*** DATA RECORDS ***
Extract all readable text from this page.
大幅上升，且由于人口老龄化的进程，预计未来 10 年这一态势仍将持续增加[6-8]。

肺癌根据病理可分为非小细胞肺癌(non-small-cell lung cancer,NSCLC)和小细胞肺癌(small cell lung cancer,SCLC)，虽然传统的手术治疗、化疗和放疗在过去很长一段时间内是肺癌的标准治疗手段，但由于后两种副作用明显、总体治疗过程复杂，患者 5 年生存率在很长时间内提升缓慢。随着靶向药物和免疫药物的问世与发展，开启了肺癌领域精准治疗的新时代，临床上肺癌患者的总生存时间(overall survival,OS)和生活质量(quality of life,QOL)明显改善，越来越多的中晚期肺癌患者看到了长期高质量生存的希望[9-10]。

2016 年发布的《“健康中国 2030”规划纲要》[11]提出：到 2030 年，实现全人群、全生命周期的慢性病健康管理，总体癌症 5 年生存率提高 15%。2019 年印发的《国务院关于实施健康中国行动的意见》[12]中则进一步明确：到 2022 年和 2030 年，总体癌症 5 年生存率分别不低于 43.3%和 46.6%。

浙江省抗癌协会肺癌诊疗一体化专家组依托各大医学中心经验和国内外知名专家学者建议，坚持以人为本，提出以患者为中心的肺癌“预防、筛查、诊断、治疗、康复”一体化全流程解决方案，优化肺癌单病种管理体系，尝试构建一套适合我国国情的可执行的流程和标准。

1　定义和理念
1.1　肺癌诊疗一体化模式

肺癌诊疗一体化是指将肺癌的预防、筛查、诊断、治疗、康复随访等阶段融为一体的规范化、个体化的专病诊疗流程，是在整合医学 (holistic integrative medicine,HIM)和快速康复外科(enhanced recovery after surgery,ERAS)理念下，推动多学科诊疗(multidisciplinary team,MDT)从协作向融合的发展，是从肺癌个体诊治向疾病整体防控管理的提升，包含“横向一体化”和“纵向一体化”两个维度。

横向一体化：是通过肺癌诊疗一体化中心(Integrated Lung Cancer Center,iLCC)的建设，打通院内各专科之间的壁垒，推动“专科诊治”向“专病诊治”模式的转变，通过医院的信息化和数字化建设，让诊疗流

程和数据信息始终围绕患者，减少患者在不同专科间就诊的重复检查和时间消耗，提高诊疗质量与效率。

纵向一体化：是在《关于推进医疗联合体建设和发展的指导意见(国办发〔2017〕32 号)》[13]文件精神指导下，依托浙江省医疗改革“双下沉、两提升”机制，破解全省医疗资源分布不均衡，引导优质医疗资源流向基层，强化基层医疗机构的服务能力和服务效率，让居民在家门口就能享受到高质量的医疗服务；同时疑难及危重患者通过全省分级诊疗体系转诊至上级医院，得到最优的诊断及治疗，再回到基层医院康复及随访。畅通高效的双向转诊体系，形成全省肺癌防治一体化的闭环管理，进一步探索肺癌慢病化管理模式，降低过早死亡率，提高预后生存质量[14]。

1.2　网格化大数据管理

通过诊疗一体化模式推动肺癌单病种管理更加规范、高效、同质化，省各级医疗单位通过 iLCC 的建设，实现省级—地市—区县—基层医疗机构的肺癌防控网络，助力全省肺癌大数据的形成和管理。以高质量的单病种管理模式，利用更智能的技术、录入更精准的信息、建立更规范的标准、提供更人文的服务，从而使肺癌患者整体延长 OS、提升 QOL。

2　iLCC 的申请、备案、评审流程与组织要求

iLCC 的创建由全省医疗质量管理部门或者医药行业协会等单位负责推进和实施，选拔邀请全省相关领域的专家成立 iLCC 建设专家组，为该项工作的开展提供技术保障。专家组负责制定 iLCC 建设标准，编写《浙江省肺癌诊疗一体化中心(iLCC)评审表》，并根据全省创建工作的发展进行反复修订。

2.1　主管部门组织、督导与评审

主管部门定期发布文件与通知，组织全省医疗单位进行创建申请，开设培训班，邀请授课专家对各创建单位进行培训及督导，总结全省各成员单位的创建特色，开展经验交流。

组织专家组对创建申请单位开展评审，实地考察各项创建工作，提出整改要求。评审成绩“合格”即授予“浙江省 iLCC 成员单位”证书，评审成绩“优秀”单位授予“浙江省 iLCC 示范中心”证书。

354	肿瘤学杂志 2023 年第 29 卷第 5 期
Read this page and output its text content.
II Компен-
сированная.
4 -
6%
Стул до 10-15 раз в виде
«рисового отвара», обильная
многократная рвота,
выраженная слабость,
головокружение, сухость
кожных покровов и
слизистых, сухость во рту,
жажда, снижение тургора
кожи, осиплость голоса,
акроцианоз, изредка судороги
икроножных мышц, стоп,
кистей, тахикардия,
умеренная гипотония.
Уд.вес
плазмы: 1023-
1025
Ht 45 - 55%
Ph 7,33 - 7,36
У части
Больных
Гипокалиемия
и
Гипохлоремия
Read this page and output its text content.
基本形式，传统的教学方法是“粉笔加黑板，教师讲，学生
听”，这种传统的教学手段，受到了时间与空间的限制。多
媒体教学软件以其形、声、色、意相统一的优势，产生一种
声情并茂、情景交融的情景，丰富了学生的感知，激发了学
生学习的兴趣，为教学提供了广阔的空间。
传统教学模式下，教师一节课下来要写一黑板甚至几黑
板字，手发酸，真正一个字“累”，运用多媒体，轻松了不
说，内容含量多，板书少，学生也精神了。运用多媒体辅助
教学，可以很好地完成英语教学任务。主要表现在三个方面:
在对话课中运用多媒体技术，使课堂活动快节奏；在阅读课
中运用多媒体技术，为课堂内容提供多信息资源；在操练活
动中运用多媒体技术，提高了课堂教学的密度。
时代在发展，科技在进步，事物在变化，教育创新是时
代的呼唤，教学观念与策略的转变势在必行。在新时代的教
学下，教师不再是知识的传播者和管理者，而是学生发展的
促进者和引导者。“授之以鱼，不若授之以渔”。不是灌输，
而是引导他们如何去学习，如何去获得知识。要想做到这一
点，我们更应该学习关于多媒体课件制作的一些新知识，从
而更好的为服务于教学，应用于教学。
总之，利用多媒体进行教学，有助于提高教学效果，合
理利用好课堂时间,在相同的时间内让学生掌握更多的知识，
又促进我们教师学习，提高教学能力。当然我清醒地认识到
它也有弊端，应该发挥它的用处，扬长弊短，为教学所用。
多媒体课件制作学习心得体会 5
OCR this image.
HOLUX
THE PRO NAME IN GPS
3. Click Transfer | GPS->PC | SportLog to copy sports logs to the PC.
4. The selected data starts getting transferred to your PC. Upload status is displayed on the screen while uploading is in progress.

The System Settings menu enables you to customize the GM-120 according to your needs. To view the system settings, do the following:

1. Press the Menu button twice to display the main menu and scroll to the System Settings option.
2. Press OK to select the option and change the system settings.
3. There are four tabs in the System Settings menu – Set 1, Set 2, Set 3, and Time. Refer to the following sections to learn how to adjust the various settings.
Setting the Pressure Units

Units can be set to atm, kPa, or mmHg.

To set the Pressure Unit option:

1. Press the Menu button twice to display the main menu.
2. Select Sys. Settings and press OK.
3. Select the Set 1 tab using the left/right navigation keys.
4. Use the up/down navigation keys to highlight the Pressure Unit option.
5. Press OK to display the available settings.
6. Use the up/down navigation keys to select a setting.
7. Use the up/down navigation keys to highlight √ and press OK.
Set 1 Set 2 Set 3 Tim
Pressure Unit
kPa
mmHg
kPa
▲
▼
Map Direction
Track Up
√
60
***
» STATED PROBLEM: Return the material in full, exactly as shown.

» TASK SOLUTION:
Extract all readable text from this page.
大幅上升，且由于人口老龄化的进程，预计未来 10 年这一态势仍将持续增加[6-8]。

肺癌根据病理可分为非小细胞肺癌(non-small-cell lung cancer,NSCLC)和小细胞肺癌(small cell lung cancer,SCLC)，虽然传统的手术治疗、化疗和放疗在过去很长一段时间内是肺癌的标准治疗手段，但由于后两种副作用明显、总体治疗过程复杂，患者 5 年生存率在很长时间内提升缓慢。随着靶向药物和免疫药物的问世与发展，开启了肺癌领域精准治疗的新时代，临床上肺癌患者的总生存时间(overall survival,OS)和生活质量(quality of life,QOL)明显改善，越来越多的中晚期肺癌患者看到了长期高质量生存的希望[9-10]。

2016 年发布的《“健康中国 2030”规划纲要》[11]提出：到 2030 年，实现全人群、全生命周期的慢性病健康管理，总体癌症 5 年生存率提高 15%。2019 年印发的《国务院关于实施健康中国行动的意见》[12]中则进一步明确：到 2022 年和 2030 年，总体癌症 5 年生存率分别不低于 43.3%和 46.6%。

浙江省抗癌协会肺癌诊疗一体化专家组依托各大医学中心经验和国内外知名专家学者建议，坚持以人为本，提出以患者为中心的肺癌“预防、筛查、诊断、治疗、康复”一体化全流程解决方案，优化肺癌单病种管理体系，尝试构建一套适合我国国情的可执行的流程和标准。

1　定义和理念
1.1　肺癌诊疗一体化模式

肺癌诊疗一体化是指将肺癌的预防、筛查、诊断、治疗、康复随访等阶段融为一体的规范化、个体化的专病诊疗流程，是在整合医学 (holistic integrative medicine,HIM)和快速康复外科(enhanced recovery after surgery,ERAS)理念下，推动多学科诊疗(multidisciplinary team,MDT)从协作向融合的发展，是从肺癌个体诊治向疾病整体防控管理的提升，包含“横向一体化”和“纵向一体化”两个维度。

横向一体化：是通过肺癌诊疗一体化中心(Integrated Lung Cancer Center,iLCC)的建设，打通院内各专科之间的壁垒，推动“专科诊治”向“专病诊治”模式的转变，通过医院的信息化和数字化建设，让诊疗流

程和数据信息始终围绕患者，减少患者在不同专科间就诊的重复检查和时间消耗，提高诊疗质量与效率。

纵向一体化：是在《关于推进医疗联合体建设和发展的指导意见(国办发〔2017〕32 号)》[13]文件精神指导下，依托浙江省医疗改革“双下沉、两提升”机制，破解全省医疗资源分布不均衡，引导优质医疗资源流向基层，强化基层医疗机构的服务能力和服务效率，让居民在家门口就能享受到高质量的医疗服务；同时疑难及危重患者通过全省分级诊疗体系转诊至上级医院，得到最优的诊断及治疗，再回到基层医院康复及随访。畅通高效的双向转诊体系，形成全省肺癌防治一体化的闭环管理，进一步探索肺癌慢病化管理模式，降低过早死亡率，提高预后生存质量[14]。

1.2　网格化大数据管理

通过诊疗一体化模式推动肺癌单病种管理更加规范、高效、同质化，省各级医疗单位通过 iLCC 的建设，实现省级—地市—区县—基层医疗机构的肺癌防控网络，助力全省肺癌大数据的形成和管理。以高质量的单病种管理模式，利用更智能的技术、录入更精准的信息、建立更规范的标准、提供更人文的服务，从而使肺癌患者整体延长 OS、提升 QOL。

2　iLCC 的申请、备案、评审流程与组织要求

iLCC 的创建由全省医疗质量管理部门或者医药行业协会等单位负责推进和实施，选拔邀请全省相关领域的专家成立 iLCC 建设专家组，为该项工作的开展提供技术保障。专家组负责制定 iLCC 建设标准，编写《浙江省肺癌诊疗一体化中心(iLCC)评审表》，并根据全省创建工作的发展进行反复修订。

2.1　主管部门组织、督导与评审

主管部门定期发布文件与通知，组织全省医疗单位进行创建申请，开设培训班，邀请授课专家对各创建单位进行培训及督导，总结全省各成员单位的创建特色，开展经验交流。

组织专家组对创建申请单位开展评审，实地考察各项创建工作，提出整改要求。评审成绩“合格”即授予“浙江省 iLCC 成员单位”证书，评审成绩“优秀”单位授予“浙江省 iLCC 示范中心”证书。

354	肿瘤学杂志 2023 年第 29 卷第 5 期
Read this page and output its text content.
II Компен-
сированная.
4 -
6%
Стул до 10-15 раз в виде
«рисового отвара», обильная
многократная рвота,
выраженная слабость,
головокружение, сухость
кожных покровов и
слизистых, сухость во рту,
жажда, снижение тургора
кожи, осиплость голоса,
акроцианоз, изредка судороги
икроножных мышц, стоп,
кистей, тахикардия,
умеренная гипотония.
Уд.вес
плазмы: 1023-
1025
Ht 45 - 55%
Ph 7,33 - 7,36
У части
Больных
Гипокалиемия
и
Гипохлоремия
Read this page and output its text content.
基本形式，传统的教学方法是“粉笔加黑板，教师讲，学生
听”，这种传统的教学手段，受到了时间与空间的限制。多
媒体教学软件以其形、声、色、意相统一的优势，产生一种
声情并茂、情景交融的情景，丰富了学生的感知，激发了学
生学习的兴趣，为教学提供了广阔的空间。
传统教学模式下，教师一节课下来要写一黑板甚至几黑
板字，手发酸，真正一个字“累”，运用多媒体，轻松了不
说，内容含量多，板书少，学生也精神了。运用多媒体辅助
教学，可以很好地完成英语教学任务。主要表现在三个方面:
在对话课中运用多媒体技术，使课堂活动快节奏；在阅读课
中运用多媒体技术，为课堂内容提供多信息资源；在操练活
动中运用多媒体技术，提高了课堂教学的密度。
时代在发展，科技在进步，事物在变化，教育创新是时
代的呼唤，教学观念与策略的转变势在必行。在新时代的教
学下，教师不再是知识的传播者和管理者，而是学生发展的
促进者和引导者。“授之以鱼，不若授之以渔”。不是灌输，
而是引导他们如何去学习，如何去获得知识。要想做到这一
点，我们更应该学习关于多媒体课件制作的一些新知识，从
而更好的为服务于教学，应用于教学。
总之，利用多媒体进行教学，有助于提高教学效果，合
理利用好课堂时间,在相同的时间内让学生掌握更多的知识，
又促进我们教师学习，提高教学能力。当然我清醒地认识到
它也有弊端，应该发挥它的用处，扬长弊短，为教学所用。
多媒体课件制作学习心得体会 5
OCR this image.
HOLUX
THE PRO NAME IN GPS
3. Click Transfer | GPS->PC | SportLog to copy sports logs to the PC.
4. The selected data starts getting transferred to your PC. Upload status is displayed on the screen while uploading is in progress.

The System Settings menu enables you to customize the GM-120 according to your needs. To view the system settings, do the following:

1. Press the Menu button twice to display the main menu and scroll to the System Settings option.
2. Press OK to select the option and change the system settings.
3. There are four tabs in the System Settings menu – Set 1, Set 2, Set 3, and Time. Refer to the following sections to learn how to adjust the various settings.
Setting the Pressure Units

Units can be set to atm, kPa, or mmHg.

To set the Pressure Unit option:

1. Press the Menu button twice to display the main menu.
2. Select Sys. Settings and press OK.
3. Select the Set 1 tab using the left/right navigation keys.
4. Use the up/down navigation keys to highlight the Pressure Unit option.
5. Press OK to display the available settings.
6. Use the up/down navigation keys to select a setting.
7. Use the up/down navigation keys to highlight √ and press OK.
Set 1 Set 2 Set 3 Tim
Pressure Unit
kPa
mmHg
kPa
▲
▼
Map Direction
Track Up
√
60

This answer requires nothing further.